[Records contained in a dataset]
-------
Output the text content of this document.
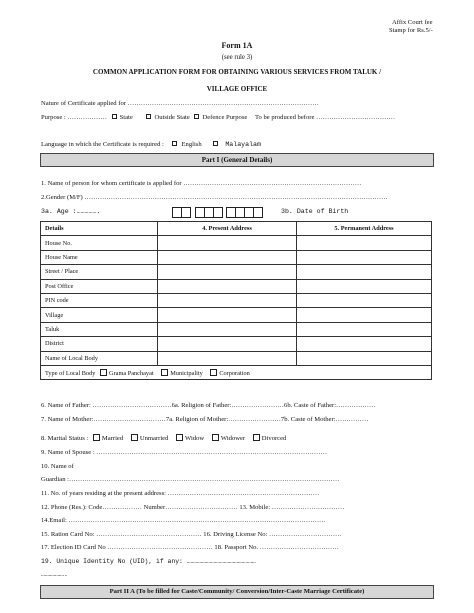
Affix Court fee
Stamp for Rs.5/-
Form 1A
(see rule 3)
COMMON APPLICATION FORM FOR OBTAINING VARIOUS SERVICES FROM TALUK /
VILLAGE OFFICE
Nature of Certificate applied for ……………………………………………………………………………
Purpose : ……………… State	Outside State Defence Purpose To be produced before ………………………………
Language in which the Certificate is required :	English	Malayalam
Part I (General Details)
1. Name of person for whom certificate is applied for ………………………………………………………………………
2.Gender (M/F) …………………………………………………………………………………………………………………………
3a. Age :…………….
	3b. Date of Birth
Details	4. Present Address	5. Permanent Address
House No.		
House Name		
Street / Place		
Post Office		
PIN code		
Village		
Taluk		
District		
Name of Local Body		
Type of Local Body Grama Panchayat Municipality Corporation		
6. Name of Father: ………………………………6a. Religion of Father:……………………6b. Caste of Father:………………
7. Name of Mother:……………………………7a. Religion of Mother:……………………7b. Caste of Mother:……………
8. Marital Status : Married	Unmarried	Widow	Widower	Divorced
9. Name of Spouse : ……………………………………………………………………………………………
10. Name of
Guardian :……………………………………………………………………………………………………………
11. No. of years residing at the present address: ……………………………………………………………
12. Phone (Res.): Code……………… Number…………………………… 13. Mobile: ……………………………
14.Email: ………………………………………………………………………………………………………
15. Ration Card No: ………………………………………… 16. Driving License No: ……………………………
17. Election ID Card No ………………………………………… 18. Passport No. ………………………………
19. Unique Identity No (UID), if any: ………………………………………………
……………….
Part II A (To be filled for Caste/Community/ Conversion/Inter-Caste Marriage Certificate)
-------
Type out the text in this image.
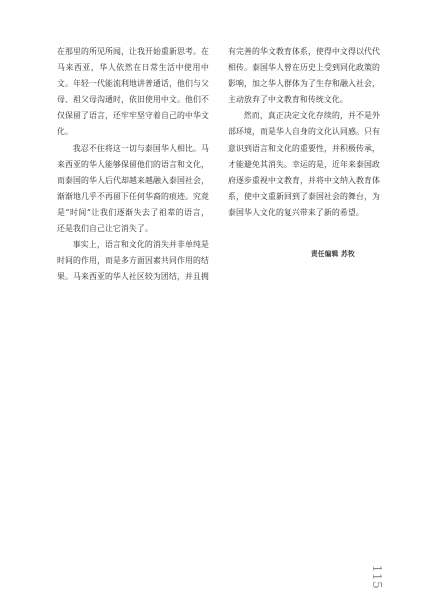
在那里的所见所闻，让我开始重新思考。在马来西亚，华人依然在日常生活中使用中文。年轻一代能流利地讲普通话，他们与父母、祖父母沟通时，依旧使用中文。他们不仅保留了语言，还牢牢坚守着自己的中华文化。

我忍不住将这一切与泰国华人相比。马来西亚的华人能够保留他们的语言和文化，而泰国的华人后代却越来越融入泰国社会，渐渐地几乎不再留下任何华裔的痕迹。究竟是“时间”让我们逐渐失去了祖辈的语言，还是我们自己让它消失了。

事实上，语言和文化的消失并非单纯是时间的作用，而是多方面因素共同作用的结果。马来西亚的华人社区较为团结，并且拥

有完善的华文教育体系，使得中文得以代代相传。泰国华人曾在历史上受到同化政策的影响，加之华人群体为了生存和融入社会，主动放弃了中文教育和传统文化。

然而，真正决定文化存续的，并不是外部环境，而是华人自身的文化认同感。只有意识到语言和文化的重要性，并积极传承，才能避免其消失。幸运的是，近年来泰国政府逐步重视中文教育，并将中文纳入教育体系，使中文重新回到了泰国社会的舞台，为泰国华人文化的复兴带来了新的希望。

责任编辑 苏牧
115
-------
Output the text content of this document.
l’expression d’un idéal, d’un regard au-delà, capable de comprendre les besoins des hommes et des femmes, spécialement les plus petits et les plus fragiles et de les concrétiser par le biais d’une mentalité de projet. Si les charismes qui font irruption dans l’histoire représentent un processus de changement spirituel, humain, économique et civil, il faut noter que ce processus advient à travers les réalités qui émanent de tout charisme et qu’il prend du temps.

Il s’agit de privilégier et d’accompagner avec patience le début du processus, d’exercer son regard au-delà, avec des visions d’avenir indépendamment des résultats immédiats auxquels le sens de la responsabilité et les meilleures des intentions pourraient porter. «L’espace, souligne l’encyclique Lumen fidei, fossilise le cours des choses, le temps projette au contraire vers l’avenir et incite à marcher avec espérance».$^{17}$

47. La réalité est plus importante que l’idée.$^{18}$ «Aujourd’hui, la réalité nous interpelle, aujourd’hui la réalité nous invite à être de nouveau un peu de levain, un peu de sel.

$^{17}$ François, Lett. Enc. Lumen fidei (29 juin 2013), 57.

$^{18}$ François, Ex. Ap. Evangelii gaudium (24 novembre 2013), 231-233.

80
-------
Set task: Each line that contains the string "Local" counts once; report how many such lines the entries have, giving only the number.

Exercise result: 2